Given exercise: Render the rows from the line holding "point — [440, 220, 448, 228]" through the line holding "y2-tick-label: 140 — [542, 64, 562, 78]", both included, as a JSON list of strings with one string per line and blank lines left out.

** Start Extracted material **

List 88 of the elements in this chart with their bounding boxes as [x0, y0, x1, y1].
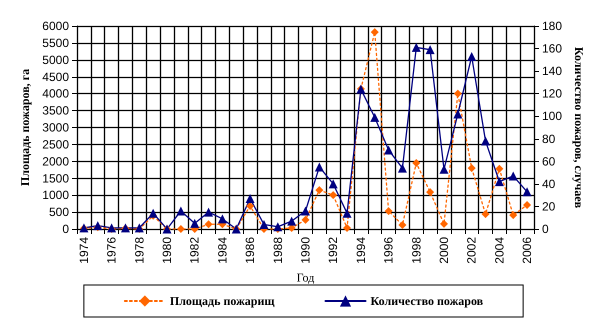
point — [440, 220, 448, 228]
x-tick-label: 2004 — [492, 236, 506, 264]
point — [398, 164, 407, 173]
y-tick-label: 1000 — [42, 188, 70, 202]
point — [412, 159, 420, 168]
y-tick-label: 5000 — [42, 52, 70, 67]
x-tick-label: 1998 — [409, 236, 424, 264]
point — [204, 208, 214, 217]
x-tick-label: 1988 — [270, 236, 285, 264]
point — [314, 162, 324, 172]
x-tick-label: 1982 — [188, 236, 202, 264]
y2-tick-label: 20 — [542, 199, 556, 214]
y-tick-label: 5500 — [42, 36, 70, 50]
x-tick-label: 1992 — [326, 236, 340, 264]
x-tick-label: 1990 — [298, 236, 312, 264]
y-tick-label: 3500 — [42, 104, 70, 118]
point — [342, 208, 352, 218]
x-tick-label: 1974 — [76, 236, 91, 264]
point — [398, 220, 406, 229]
point — [370, 112, 380, 122]
y-tick-label: 2000 — [42, 154, 70, 168]
point — [329, 191, 338, 200]
point — [426, 188, 434, 196]
y2-axis-title: Количество пожаров, случаев — [572, 46, 586, 209]
point — [301, 206, 310, 216]
point — [218, 214, 227, 224]
point — [494, 177, 504, 186]
point — [482, 210, 490, 218]
point — [495, 164, 504, 173]
y2-tick-label: 160 — [542, 42, 562, 56]
y-tick-label: 3000 — [42, 120, 70, 134]
y-tick-label: 4000 — [42, 86, 70, 101]
x-tick-label: 1986 — [243, 236, 258, 264]
x-tick-label: 2002 — [464, 236, 479, 264]
y2-tick-label: 180 — [542, 19, 562, 33]
x-tick-label: 1994 — [354, 236, 368, 264]
y2-tick-label: 120 — [542, 86, 562, 101]
point — [259, 220, 268, 229]
y-tick-label: 6000 — [42, 19, 70, 33]
y-tick-label: 2500 — [42, 137, 70, 152]
point — [176, 225, 185, 233]
legend-label: Площадь пожарищ — [170, 294, 276, 308]
point — [343, 224, 352, 232]
point — [467, 52, 476, 61]
y2-tick-label: 40 — [542, 176, 556, 191]
point — [287, 216, 296, 226]
point — [522, 187, 532, 196]
point — [468, 164, 476, 172]
y-tick-label: 0 — [62, 222, 70, 236]
x-axis-title: Год — [296, 270, 314, 285]
point — [315, 186, 324, 194]
point — [370, 28, 379, 36]
point — [454, 90, 462, 98]
point — [176, 206, 186, 216]
y2-tick-label: 60 — [542, 154, 556, 168]
point — [190, 218, 200, 228]
x-tick-label: 2000 — [436, 236, 451, 264]
x-tick-label: 1980 — [160, 236, 174, 264]
point — [453, 109, 462, 118]
point — [302, 216, 310, 224]
point — [426, 45, 435, 54]
point — [509, 211, 518, 220]
point — [148, 208, 158, 218]
y2-tick-label: 140 — [542, 64, 562, 78]
legend-label: Количество пожаров — [370, 294, 484, 308]
point — [439, 164, 448, 174]
point — [412, 42, 421, 52]
point — [246, 194, 255, 204]
point — [273, 222, 282, 232]
y2-tick-label: 80 — [542, 132, 556, 146]
y-tick-label: 500 — [48, 205, 70, 220]
y2-tick-label: 100 — [542, 109, 562, 124]
y-tick-label: 1500 — [42, 171, 70, 186]
x-tick-label: 2006 — [520, 236, 534, 264]
x-tick-label: 1976 — [104, 236, 119, 264]
point — [328, 179, 338, 188]
point — [481, 136, 490, 146]
point — [384, 207, 393, 216]
x-tick-label: 1978 — [132, 236, 146, 264]
point — [384, 146, 394, 155]
point — [204, 220, 213, 228]
x-tick-label: 1996 — [382, 236, 396, 264]
y-tick-label: 4500 — [42, 70, 70, 84]
y2-tick-label: 0 — [542, 222, 549, 236]
x-tick-label: 1984 — [215, 236, 230, 264]
point — [523, 200, 532, 209]
point — [508, 171, 518, 180]
y-axis-title: Площадь пожаров, га — [18, 68, 32, 186]
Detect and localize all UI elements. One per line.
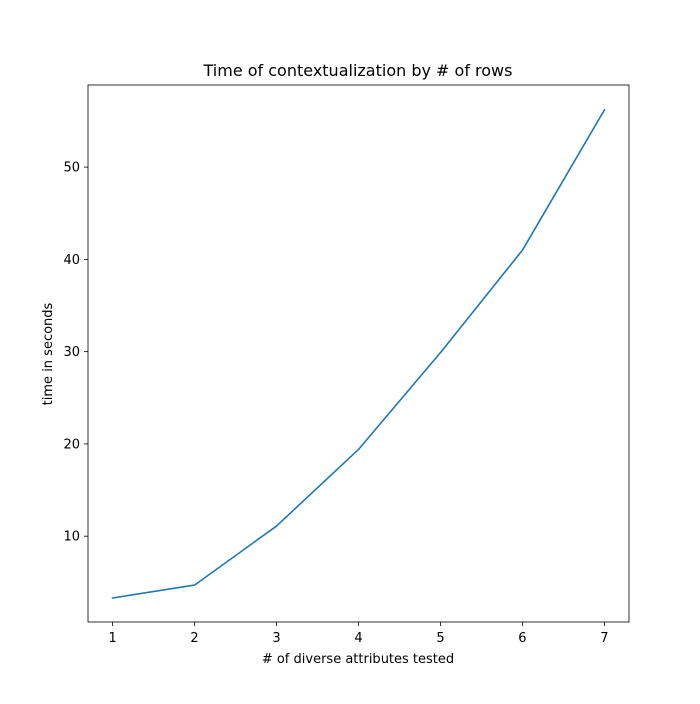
- y-tick-label-40: 40: [63, 253, 80, 268]
- x-tick-label-3: 3: [272, 631, 280, 646]
- x-tick-label-1: 1: [108, 631, 116, 646]
- x-axis-label: # of diverse attributes tested: [262, 652, 454, 667]
- plot-area: 1 2 3 4 5 6 7 10 20 30 40 50: [63, 84, 630, 646]
- series-line-1: [111, 108, 606, 599]
- x-tick-label-7: 7: [600, 631, 608, 646]
- plot-frame: [87, 84, 630, 623]
- y-axis-label: time in seconds: [41, 302, 56, 405]
- x-tick-label-6: 6: [518, 631, 526, 646]
- x-tick-label-2: 2: [190, 631, 198, 646]
- y-tick-label-50: 50: [63, 161, 80, 176]
- y-tick-label-20: 20: [63, 437, 80, 452]
- y-tick-label-10: 10: [63, 530, 80, 545]
- x-tick-label-5: 5: [436, 631, 444, 646]
- chart-title: Time of contextualization by # of rows: [203, 61, 513, 80]
- x-tick-label-4: 4: [354, 631, 362, 646]
- y-tick-label-30: 30: [63, 345, 80, 360]
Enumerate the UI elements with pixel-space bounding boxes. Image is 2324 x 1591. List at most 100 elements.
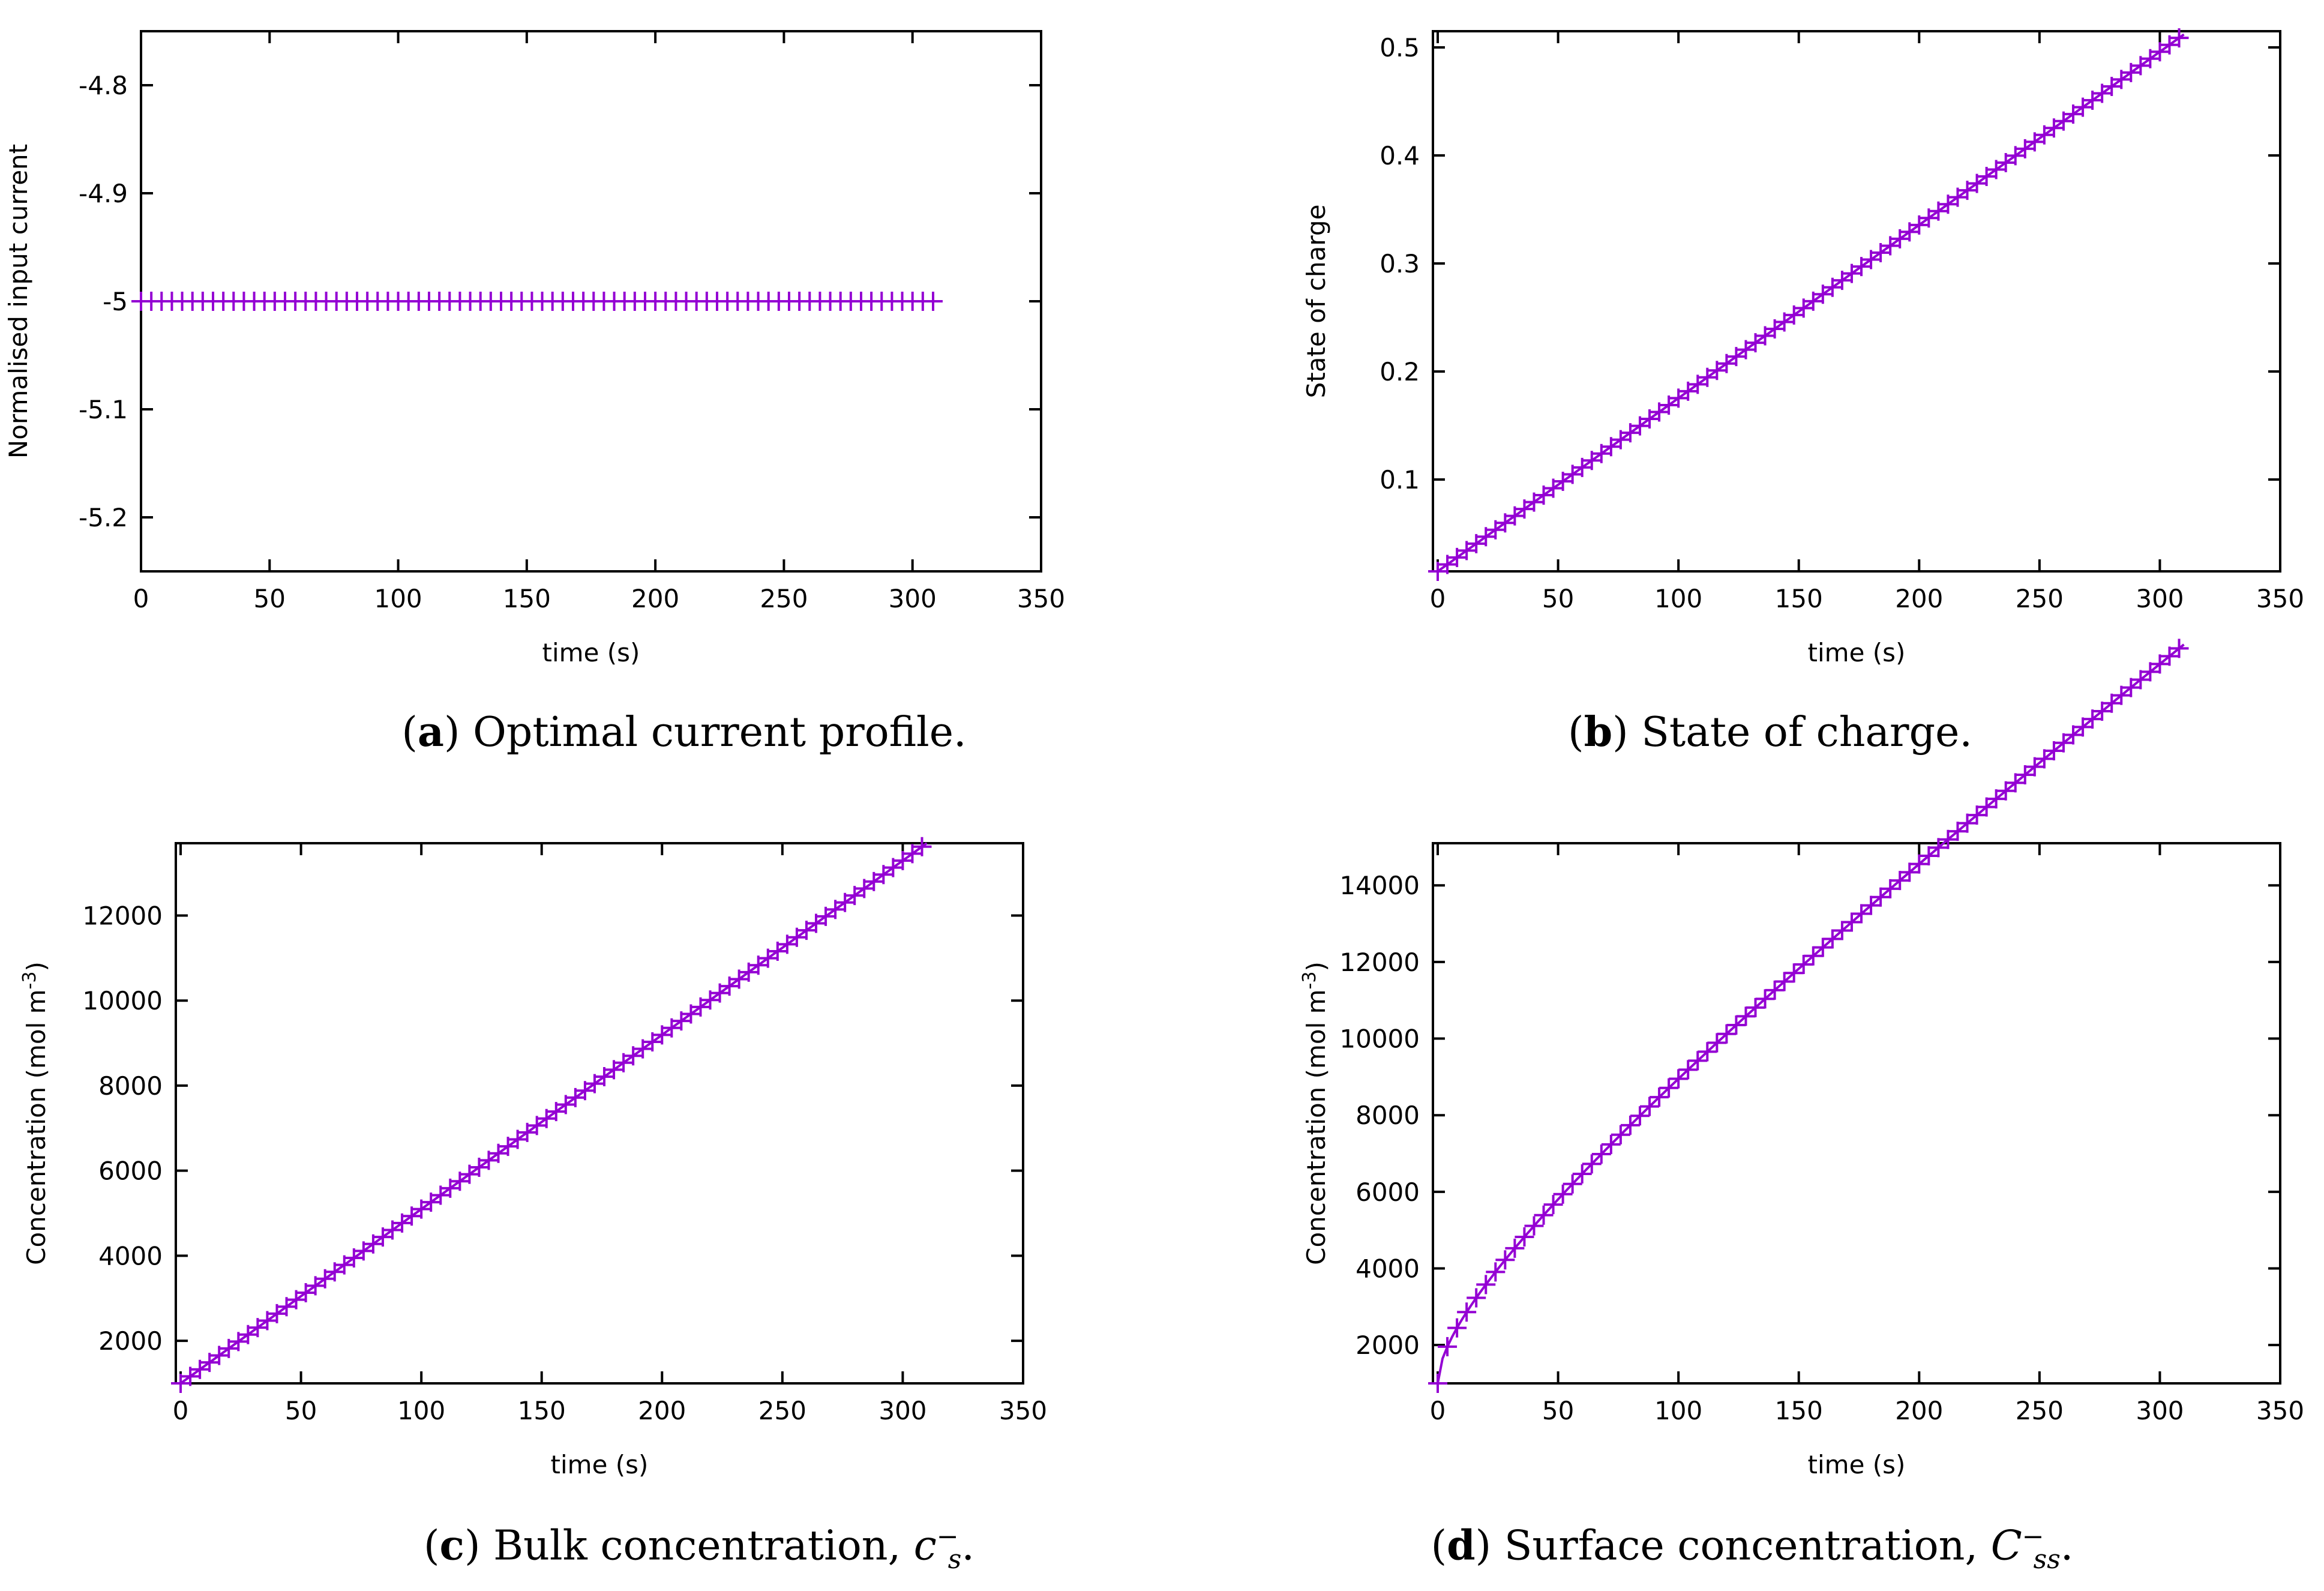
data-point-marker <box>1726 347 1746 367</box>
data-point-marker <box>1640 409 1660 429</box>
data-point-marker <box>2169 639 2189 658</box>
data-point-marker <box>325 1262 344 1282</box>
data-point-marker <box>556 1095 575 1114</box>
data-point-marker <box>2150 42 2170 62</box>
data-point-marker <box>1678 381 1698 401</box>
data-point-marker <box>517 1122 537 1142</box>
y-axis-label: Concentration (mol m-3) <box>1299 961 1331 1265</box>
x-axis-label: time (s) <box>551 1450 649 1479</box>
x-tick-label: 200 <box>1895 1396 1943 1425</box>
data-point-marker <box>787 927 806 947</box>
x-tick-label: 250 <box>2016 584 2064 613</box>
caption-a: (a) Optimal current profile. <box>401 708 967 756</box>
data-point-marker <box>2073 97 2093 117</box>
data-point-marker <box>2083 709 2103 729</box>
x-tick-label: 100 <box>397 1396 445 1425</box>
x-tick-label: 200 <box>1895 584 1943 613</box>
y-tick-label: 0.3 <box>1380 249 1420 278</box>
data-point-marker <box>565 1087 585 1107</box>
data-point-marker <box>1861 250 1881 269</box>
data-point-marker <box>2064 104 2083 124</box>
series-surface <box>1428 639 2189 1393</box>
data-point-marker <box>1620 423 1640 443</box>
data-point-marker <box>1736 340 1756 359</box>
x-tick-label: 50 <box>1542 584 1574 613</box>
data-point-marker <box>488 1143 508 1163</box>
data-point-marker <box>431 1185 451 1205</box>
data-point-marker <box>2053 111 2073 131</box>
data-point-marker <box>1582 1154 1602 1174</box>
y-tick-label: 6000 <box>1356 1177 1420 1207</box>
data-point-marker <box>806 913 826 933</box>
data-point-marker <box>796 921 816 940</box>
data-point-marker <box>2005 146 2025 166</box>
data-point-marker <box>1890 871 1910 891</box>
data-point-marker <box>883 858 903 877</box>
data-point-marker <box>1832 921 1852 940</box>
data-point-marker <box>1909 215 1929 235</box>
data-point-marker <box>816 906 836 926</box>
data-point-marker <box>286 1290 306 1310</box>
data-point-marker <box>662 1018 682 1038</box>
data-point-marker <box>1698 367 1717 387</box>
data-point-marker <box>2034 749 2054 769</box>
data-point-marker <box>402 1206 422 1226</box>
data-point-marker <box>2044 741 2064 761</box>
data-point-marker <box>1438 555 1458 574</box>
data-point-marker <box>181 1367 200 1386</box>
data-point-marker <box>2015 139 2035 158</box>
data-point-marker <box>1476 527 1496 547</box>
data-point-marker <box>691 997 710 1017</box>
data-point-marker <box>2160 35 2179 55</box>
data-point-marker <box>1929 201 1948 221</box>
data-point-marker <box>643 1032 662 1051</box>
data-point-marker <box>1871 243 1891 263</box>
data-point-marker <box>2025 132 2044 152</box>
data-point-marker <box>2160 646 2179 666</box>
data-point-marker <box>1881 236 1900 256</box>
plot-frame <box>175 842 1024 1385</box>
data-point-marker <box>383 1220 403 1240</box>
data-point-marker <box>1784 963 1804 983</box>
data-point-marker <box>1486 1262 1506 1282</box>
data-point-marker <box>719 976 739 996</box>
x-tick-label: 50 <box>1542 1396 1574 1425</box>
data-point-marker <box>1543 478 1563 498</box>
y-tick-label: 8000 <box>1356 1101 1420 1130</box>
x-tick-label: 350 <box>2256 1396 2304 1425</box>
data-point-marker <box>1553 1184 1573 1204</box>
data-point-marker <box>614 1053 634 1072</box>
data-point-marker <box>710 983 730 1003</box>
data-point-marker <box>1871 887 1891 907</box>
data-point-marker <box>171 1374 191 1393</box>
data-point-marker <box>1986 789 2006 809</box>
data-point-marker <box>1688 1051 1708 1071</box>
data-point-marker <box>874 865 893 885</box>
data-point-marker <box>2102 693 2122 713</box>
data-point-marker <box>1688 374 1708 394</box>
x-tick-label: 0 <box>1430 584 1446 613</box>
data-point-marker <box>1967 805 1987 825</box>
data-point-marker <box>412 1199 431 1219</box>
data-point-marker <box>1765 319 1785 338</box>
y-tick-label: 12000 <box>82 901 163 930</box>
data-point-marker <box>219 1338 239 1358</box>
data-point-marker <box>421 1192 441 1212</box>
data-point-marker <box>767 942 787 961</box>
data-point-marker <box>440 1178 460 1198</box>
data-point-marker <box>315 1269 335 1289</box>
data-point-marker <box>1881 879 1900 898</box>
series-current <box>131 292 943 311</box>
data-point-marker <box>2150 654 2170 674</box>
data-point-marker <box>1746 333 1765 353</box>
x-axis-label: time (s) <box>1808 638 1906 667</box>
data-point-marker <box>1938 194 1958 214</box>
data-point-marker <box>1572 1164 1592 1183</box>
data-point-marker <box>1765 980 1785 1000</box>
data-point-marker <box>1919 208 1939 228</box>
data-point-marker <box>248 1318 268 1338</box>
data-point-marker <box>2169 28 2189 48</box>
data-point-marker <box>1630 416 1650 436</box>
x-tick-label: 150 <box>503 584 551 613</box>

** End Extracted material **

Exercise solution:
[
  "point — [440, 220, 448, 228]",
  "x-tick-label: 2004 — [492, 236, 506, 264]",
  "point — [398, 164, 407, 173]",
  "y-tick-label: 1000 — [42, 188, 70, 202]",
  "point — [412, 159, 420, 168]",
  "y-tick-label: 5000 — [42, 52, 70, 67]",
  "x-tick-label: 1998 — [409, 236, 424, 264]",
  "point — [204, 208, 214, 217]",
  "x-tick-label: 1988 — [270, 236, 285, 264]",
  "point — [314, 162, 324, 172]",
  "x-tick-label: 1982 — [188, 236, 202, 264]",
  "y2-tick-label: 20 — [542, 199, 556, 214]",
  "y-tick-label: 5500 — [42, 36, 70, 50]",
  "x-tick-label: 1992 — [326, 236, 340, 264]",
  "x-tick-label: 1990 — [298, 236, 312, 264]",
  "y-tick-label: 3500 — [42, 104, 70, 118]",
  "point — [342, 208, 352, 218]",
  "x-tick-label: 1974 — [76, 236, 91, 264]",
  "point — [398, 220, 406, 229]",
  "point — [370, 112, 380, 122]",
  "y-tick-label: 2000 — [42, 154, 70, 168]",
  "point — [329, 191, 338, 200]",
  "point — [426, 188, 434, 196]",
  "y2-axis-title: Количество пожаров, случаев — [572, 46, 586, 209]",
  "point — [301, 206, 310, 216]",
  "point — [218, 214, 227, 224]",
  "point — [494, 177, 504, 186]",
  "point — [482, 210, 490, 218]",
  "point — [495, 164, 504, 173]",
  "y2-tick-label: 160 — [542, 42, 562, 56]",
  "y-tick-label: 3000 — [42, 120, 70, 134]",
  "y-tick-label: 4000 — [42, 86, 70, 101]",
  "x-tick-label: 1986 — [243, 236, 258, 264]",
  "x-tick-label: 2002 — [464, 236, 479, 264]",
  "y2-tick-label: 180 — [542, 19, 562, 33]",
  "x-tick-label: 1994 — [354, 236, 368, 264]",
  "y2-tick-label: 120 — [542, 86, 562, 101]",
  "point — [259, 220, 268, 229]",
  "y-tick-label: 6000 — [42, 19, 70, 33]",
  "y-tick-label: 2500 — [42, 137, 70, 152]",
  "point — [176, 225, 185, 233]",
  "legend-label: Площадь пожарищ — [170, 294, 276, 308]",
  "point — [343, 224, 352, 232]",
  "point — [467, 52, 476, 61]",
  "y2-tick-label: 40 — [542, 176, 556, 191]",
  "point — [287, 216, 296, 226]",
  "point — [522, 187, 532, 196]",
  "point — [468, 164, 476, 172]",
  "y-tick-label: 0 — [62, 222, 70, 236]",
  "x-axis-title: Год — [296, 270, 314, 285]",
  "point — [315, 186, 324, 194]",
  "point — [370, 28, 379, 36]",
  "point — [454, 90, 462, 98]",
  "point — [176, 206, 186, 216]",
  "y2-tick-label: 60 — [542, 154, 556, 168]",
  "point — [190, 218, 200, 228]",
  "x-tick-label: 2000 — [436, 236, 451, 264]",
  "x-tick-label: 1980 — [160, 236, 174, 264]",
  "point — [453, 109, 462, 118]",
  "point — [302, 216, 310, 224]",
  "point — [426, 45, 435, 54]",
  "point — [509, 211, 518, 220]",
  "point — [148, 208, 158, 218]",
  "y2-tick-label: 140 — [542, 64, 562, 78]"
]